## BEGIN RECORDS PROVIDED

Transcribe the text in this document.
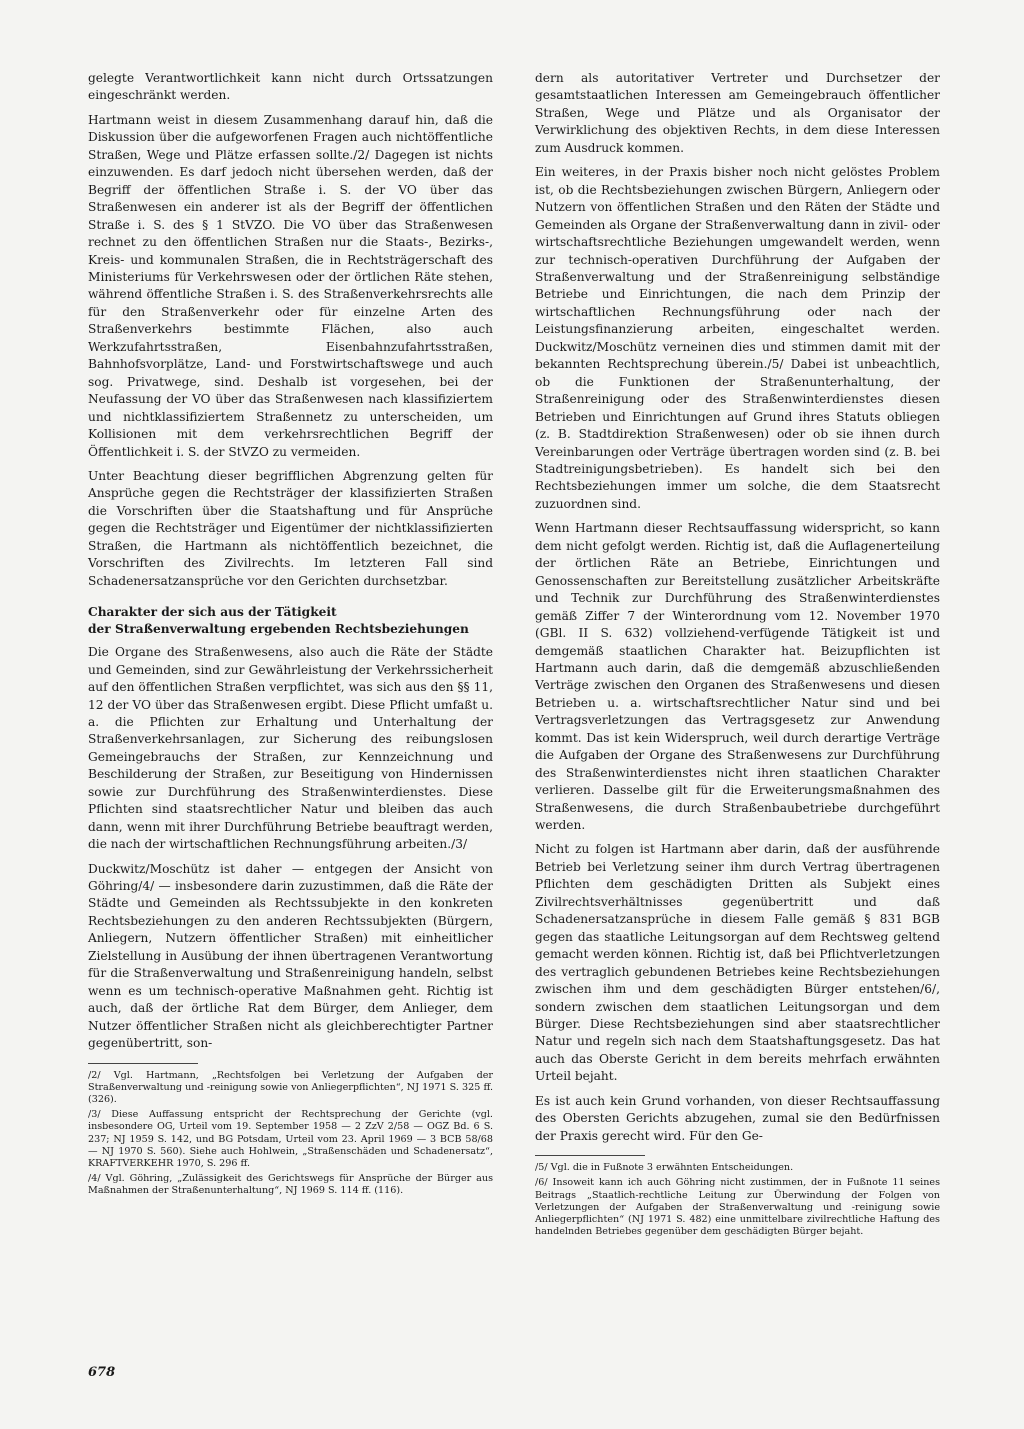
gelegte Verantwortlichkeit kann nicht durch Ortssatzungen eingeschränkt werden.

Hartmann weist in diesem Zusammenhang darauf hin, daß die Diskussion über die aufgeworfenen Fragen auch nichtöffentliche Straßen, Wege und Plätze erfassen sollte./2/ Dagegen ist nichts einzuwenden. Es darf jedoch nicht übersehen werden, daß der Begriff der öffentlichen Straße i. S. der VO über das Straßenwesen ein anderer ist als der Begriff der öffentlichen Straße i. S. des § 1 StVZO. Die VO über das Straßenwesen rechnet zu den öffentlichen Straßen nur die Staats-, Bezirks-, Kreis- und kommunalen Straßen, die in Rechtsträgerschaft des Ministeriums für Verkehrswesen oder der örtlichen Räte stehen, während öffentliche Straßen i. S. des Straßenverkehrsrechts alle für den Straßenverkehr oder für einzelne Arten des Straßenverkehrs bestimmte Flächen, also auch Werkzufahrtsstraßen, Eisenbahnzufahrtsstraßen, Bahnhofsvorplätze, Land- und Forstwirtschaftswege und auch sog. Privatwege, sind. Deshalb ist vorgesehen, bei der Neufassung der VO über das Straßenwesen nach klassifiziertem und nichtklassifiziertem Straßennetz zu unterscheiden, um Kollisionen mit dem verkehrsrechtlichen Begriff der Öffentlichkeit i. S. der StVZO zu vermeiden.

Unter Beachtung dieser begrifflichen Abgrenzung gelten für Ansprüche gegen die Rechtsträger der klassifizierten Straßen die Vorschriften über die Staatshaftung und für Ansprüche gegen die Rechtsträger und Eigentümer der nichtklassifizierten Straßen, die Hartmann als nichtöffentlich bezeichnet, die Vorschriften des Zivilrechts. Im letzteren Fall sind Schadenersatzansprüche vor den Gerichten durchsetzbar.

Charakter der sich aus der Tätigkeit
der Straßenverwaltung ergebenden Rechtsbeziehungen

Die Organe des Straßenwesens, also auch die Räte der Städte und Gemeinden, sind zur Gewährleistung der Verkehrssicherheit auf den öffentlichen Straßen verpflichtet, was sich aus den §§ 11, 12 der VO über das Straßenwesen ergibt. Diese Pflicht umfaßt u. a. die Pflichten zur Erhaltung und Unterhaltung der Straßenverkehrsanlagen, zur Sicherung des reibungslosen Gemeingebrauchs der Straßen, zur Kennzeichnung und Beschilderung der Straßen, zur Beseitigung von Hindernissen sowie zur Durchführung des Straßenwinterdienstes. Diese Pflichten sind staatsrechtlicher Natur und bleiben das auch dann, wenn mit ihrer Durchführung Betriebe beauftragt werden, die nach der wirtschaftlichen Rechnungsführung arbeiten./3/

Duckwitz/Moschütz ist daher — entgegen der Ansicht von Göhring/4/ — insbesondere darin zuzustimmen, daß die Räte der Städte und Gemeinden als Rechtssubjekte in den konkreten Rechtsbeziehungen zu den anderen Rechtssubjekten (Bürgern, Anliegern, Nutzern öffentlicher Straßen) mit einheitlicher Zielstellung in Ausübung der ihnen übertragenen Verantwortung für die Straßenverwaltung und Straßenreinigung handeln, selbst wenn es um technisch-operative Maßnahmen geht. Richtig ist auch, daß der örtliche Rat dem Bürger, dem Anlieger, dem Nutzer öffentlicher Straßen nicht als gleichberechtigter Partner gegenübertritt, son-

/2/ Vgl. Hartmann, „Rechtsfolgen bei Verletzung der Aufgaben der Straßenverwaltung und -reinigung sowie von Anliegerpflichten“, NJ 1971 S. 325 ff. (326).

/3/ Diese Auffassung entspricht der Rechtsprechung der Gerichte (vgl. insbesondere OG, Urteil vom 19. September 1958 — 2 ZzV 2/58 — OGZ Bd. 6 S. 237; NJ 1959 S. 142, und BG Potsdam, Urteil vom 23. April 1969 — 3 BCB 58/68 — NJ 1970 S. 560). Siehe auch Hohlwein, „Straßenschäden und Schadenersatz“, KRAFTVERKEHR 1970, S. 296 ff.

/4/ Vgl. Göhring, „Zulässigkeit des Gerichtswegs für Ansprüche der Bürger aus Maßnahmen der Straßenunterhaltung“, NJ 1969 S. 114 ff. (116).

dern als autoritativer Vertreter und Durchsetzer der gesamtstaatlichen Interessen am Gemeingebrauch öffentlicher Straßen, Wege und Plätze und als Organisator der Verwirklichung des objektiven Rechts, in dem diese Interessen zum Ausdruck kommen.

Ein weiteres, in der Praxis bisher noch nicht gelöstes Problem ist, ob die Rechtsbeziehungen zwischen Bürgern, Anliegern oder Nutzern von öffentlichen Straßen und den Räten der Städte und Gemeinden als Organe der Straßenverwaltung dann in zivil- oder wirtschaftsrechtliche Beziehungen umgewandelt werden, wenn zur technisch-operativen Durchführung der Aufgaben der Straßenverwaltung und der Straßenreinigung selbständige Betriebe und Einrichtungen, die nach dem Prinzip der wirtschaftlichen Rechnungsführung oder nach der Leistungsfinanzierung arbeiten, eingeschaltet werden. Duckwitz/Moschütz verneinen dies und stimmen damit mit der bekannten Rechtsprechung überein./5/ Dabei ist unbeachtlich, ob die Funktionen der Straßenunterhaltung, der Straßenreinigung oder des Straßenwinterdienstes diesen Betrieben und Einrichtungen auf Grund ihres Statuts obliegen (z. B. Stadtdirektion Straßenwesen) oder ob sie ihnen durch Vereinbarungen oder Verträge übertragen worden sind (z. B. bei Stadtreinigungsbetrieben). Es handelt sich bei den Rechtsbeziehungen immer um solche, die dem Staatsrecht zuzuordnen sind.

Wenn Hartmann dieser Rechtsauffassung widerspricht, so kann dem nicht gefolgt werden. Richtig ist, daß die Auflagenerteilung der örtlichen Räte an Betriebe, Einrichtungen und Genossenschaften zur Bereitstellung zusätzlicher Arbeitskräfte und Technik zur Durchführung des Straßenwinterdienstes gemäß Ziffer 7 der Winterordnung vom 12. November 1970 (GBl. II S. 632) vollziehend-verfügende Tätigkeit ist und demgemäß staatlichen Charakter hat. Beizupflichten ist Hartmann auch darin, daß die demgemäß abzuschließenden Verträge zwischen den Organen des Straßenwesens und diesen Betrieben u. a. wirtschaftsrechtlicher Natur sind und bei Vertragsverletzungen das Vertragsgesetz zur Anwendung kommt. Das ist kein Widerspruch, weil durch derartige Verträge die Aufgaben der Organe des Straßenwesens zur Durchführung des Straßenwinterdienstes nicht ihren staatlichen Charakter verlieren. Dasselbe gilt für die Erweiterungsmaßnahmen des Straßenwesens, die durch Straßenbaubetriebe durchgeführt werden.

Nicht zu folgen ist Hartmann aber darin, daß der ausführende Betrieb bei Verletzung seiner ihm durch Vertrag übertragenen Pflichten dem geschädigten Dritten als Subjekt eines Zivilrechtsverhältnisses gegenübertritt und daß Schadenersatzansprüche in diesem Falle gemäß § 831 BGB gegen das staatliche Leitungsorgan auf dem Rechtsweg geltend gemacht werden können. Richtig ist, daß bei Pflichtverletzungen des vertraglich gebundenen Betriebes keine Rechtsbeziehungen zwischen ihm und dem geschädigten Bürger entstehen/6/, sondern zwischen dem staatlichen Leitungsorgan und dem Bürger. Diese Rechtsbeziehungen sind aber staatsrechtlicher Natur und regeln sich nach dem Staatshaftungsgesetz. Das hat auch das Oberste Gericht in dem bereits mehrfach erwähnten Urteil bejaht.

Es ist auch kein Grund vorhanden, von dieser Rechtsauffassung des Obersten Gerichts abzugehen, zumal sie den Bedürfnissen der Praxis gerecht wird. Für den Ge-

/5/ Vgl. die in Fußnote 3 erwähnten Entscheidungen.

/6/ Insoweit kann ich auch Göhring nicht zustimmen, der in Fußnote 11 seines Beitrags „Staatlich-rechtliche Leitung zur Überwindung der Folgen von Verletzungen der Aufgaben der Straßenverwaltung und -reinigung sowie Anliegerpflichten“ (NJ 1971 S. 482) eine unmittelbare zivilrechtliche Haftung des handelnden Betriebes gegenüber dem geschädigten Bürger bejaht.

678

## END RECORDS PROVIDED

## [INSTRUCTION]
Search the records above for the string "insbesondere". Copy every line that contains it.

## [TASK OUTPUT]
Duckwitz/Moschütz ist daher — entgegen der Ansicht von Göhring/4/ — insbesondere darin zuzustimmen, daß die Räte der Städte und Gemeinden als Rechtssubjekte in den konkreten Rechtsbeziehungen zu den anderen Rechtssubjekten (Bürgern, Anliegern, Nutzern öffentlicher Straßen) mit einheitlicher Zielstellung in Ausübung der ihnen übertragenen Verantwortung für die Straßenverwaltung und Straßenreinigung handeln, selbst wenn es um technisch-operative Maßnahmen geht. Richtig ist auch, daß der örtliche Rat dem Bürger, dem Anlieger, dem Nutzer öffentlicher Straßen nicht als gleichberechtigter Partner gegenübertritt, son-
/3/ Diese Auffassung entspricht der Rechtsprechung der Gerichte (vgl. insbesondere OG, Urteil vom 19. September 1958 — 2 ZzV 2/58 — OGZ Bd. 6 S. 237; NJ 1959 S. 142, und BG Potsdam, Urteil vom 23. April 1969 — 3 BCB 58/68 — NJ 1970 S. 560). Siehe auch Hohlwein, „Straßenschäden und Schadenersatz“, KRAFTVERKEHR 1970, S. 296 ff.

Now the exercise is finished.